# Text extract:
↓↓↓

This Neighborhood in Germany Shows Us Why American Planned Communities are So Abysmal

Quartier Vauban in Freiberg, Germany seems to be everything that planned neighborhoods in North America are not. Compact. Supportive of walking and biking. And green. Not only does the neighborhood, which houses some five and a half thousand people, enjoy the distinction of one of the lowest rates of car ownership and highest percentages of passive-energy housing in Europe, much of the quarter’s streets are essentially “car-free.” Automobile owners even pay the construction costs of the parking garage spot (about 17,000 euros) where they are required to store their vehicles. But what’s most notable is not simply the successes of the development, but the process that participants used to get there.

A rectangular grid of streets connect Vauban residents, but with one unique restriction: Only pedestrians and cyclists get full access to it. Apart from the main business corridor, all other streets limit car access to the dropping off and picking up passengers or bar them entirely. (Image source.)

Efforts to build similarly walkable, compact, and sustainable housing in North America are generally top-down and developer-driven affairs. And their record is mixed at best. Residents in the “New Urbanist” development in Stapleton, Colorado actually drive more and walk or bike less than people in surrounding neighborhoods. No doubt there are partial success stories, like Orenco Station in Portland, whose residents walk and socialize more than other neighborhoods. But the overall pattern for alternative urban development in North America is one where grand plans for less auto-centric and more sustainable places never really get implemented.

Planning scholar Jill Grant describes many less-than-successful cases in her book Planning the Good Community. One she critiques at length is MacKenzie Towne, near Calgary, Alberta, which became increasingly suburban as the developer sought to move more units. The Blatchford development two hours to the north in Edmonton has been little different, with many of its radical features getting “watered down” as initial design plans became reality. While some mixture of uses and a district energy system have been retained, it has been at the cost of significant delays, millions in taxpayer subsidy and unit prices starting at a half of a million dollars. It seems that urban innovation, at least in North America, is either laggard or incredibly expensive.

The development of Vauban bucked this trend. Energy-use requirements for new housing became more stringent over time, not less. And its walkability-enhancing design features are quite radical, even by European standards. But it was not exactly the product of the same organic, gradual, and bottom-up growth pattern behind the compact, mixed-use, and walkable neighborhoods that make up the central cities of Europe.

↑↑↑

# Stated task A:
Name every North American development that the Vauban article mentions.
# Stated task B:
Copy out, word for word, everything in the Vauban article from "A rectangular grid" down to "entirely. (Image source.)".

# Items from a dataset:
↓↓↓

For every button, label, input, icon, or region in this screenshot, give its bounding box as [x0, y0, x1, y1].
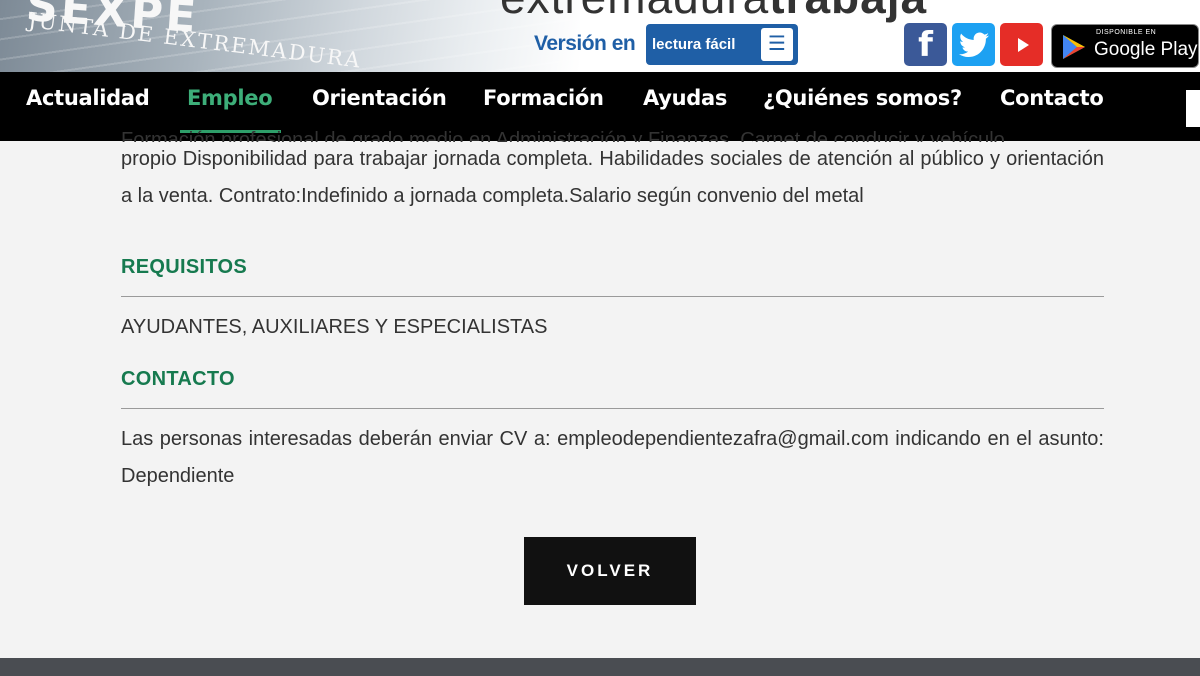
nav-item-quienes-somos[interactable]: ¿Quiénes somos?: [763, 86, 962, 110]
offer-description: propio Disponibilidad para trabajar jorn…: [121, 141, 1104, 215]
facebook-icon[interactable]: f: [904, 23, 947, 66]
volver-button[interactable]: VOLVER: [524, 537, 696, 605]
contacto-divider: [121, 408, 1104, 409]
brand-title-bold: trabaja: [769, 0, 927, 23]
sexpe-banner-image[interactable]: SEXPE JUNTA DE EXTREMADURA: [0, 0, 580, 72]
offer-description-text: propio Disponibilidad para trabajar jorn…: [121, 148, 1104, 207]
requisitos-divider: [121, 296, 1104, 297]
google-play-small-text: DISPONIBLE EN: [1096, 29, 1157, 36]
brand-title-light: extremadura: [500, 0, 769, 23]
footer-bar: [0, 658, 1200, 676]
top-header: SEXPE JUNTA DE EXTREMADURA extremaduratr…: [0, 0, 1200, 72]
lectura-facil-badge-text: lectura fácil: [652, 36, 736, 53]
nav-item-ayudas[interactable]: Ayudas: [643, 86, 727, 110]
easy-read-icon: ☰: [761, 28, 793, 61]
contacto-text: Las personas interesadas deberán enviar …: [121, 428, 1104, 487]
requisitos-heading: REQUISITOS: [121, 256, 247, 278]
nav-item-orientacion[interactable]: Orientación: [312, 86, 447, 110]
google-play-badge[interactable]: DISPONIBLE EN Google Play: [1051, 24, 1199, 68]
nav-item-actualidad[interactable]: Actualidad: [26, 86, 150, 110]
twitter-icon[interactable]: [952, 23, 995, 66]
nav-item-empleo[interactable]: Empleo: [187, 86, 273, 110]
lectura-facil-button[interactable]: lectura fácil ☰: [646, 24, 798, 65]
google-play-big-text: Google Play: [1094, 39, 1198, 60]
google-play-icon: [1063, 35, 1085, 59]
nav-item-contacto[interactable]: Contacto: [1000, 86, 1104, 110]
twitter-bird-glyph: [958, 32, 989, 57]
lectura-facil-label: Versión en: [534, 32, 636, 55]
description-partial-line: Formación profesional de grado medio en …: [121, 124, 1104, 142]
facebook-glyph: f: [918, 24, 933, 65]
site-brand-title[interactable]: extremaduratrabaja: [500, 0, 927, 24]
requisitos-text: AYUDANTES, AUXILIARES Y ESPECIALISTAS: [121, 316, 548, 338]
contacto-heading: CONTACTO: [121, 368, 235, 390]
youtube-icon[interactable]: [1000, 23, 1043, 66]
nav-item-formacion[interactable]: Formación: [483, 86, 604, 110]
nav-search-input[interactable]: [1186, 90, 1200, 127]
youtube-play-glyph: [1017, 37, 1029, 52]
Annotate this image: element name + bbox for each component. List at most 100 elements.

↑↑↑

# Written reply A:
Stapleton, Colorado; Orenco Station in Portland; MacKenzie Towne, near Calgary, Alberta; Blatchford in Edmonton

# Written reply B:
A rectangular grid of streets connect Vauban residents, but with one unique restriction: Only pedestrians and cyclists get full access to it. Apart from the main business corridor, all other streets limit car access to the dropping off and picking up passengers or bar them entirely. (Image source.)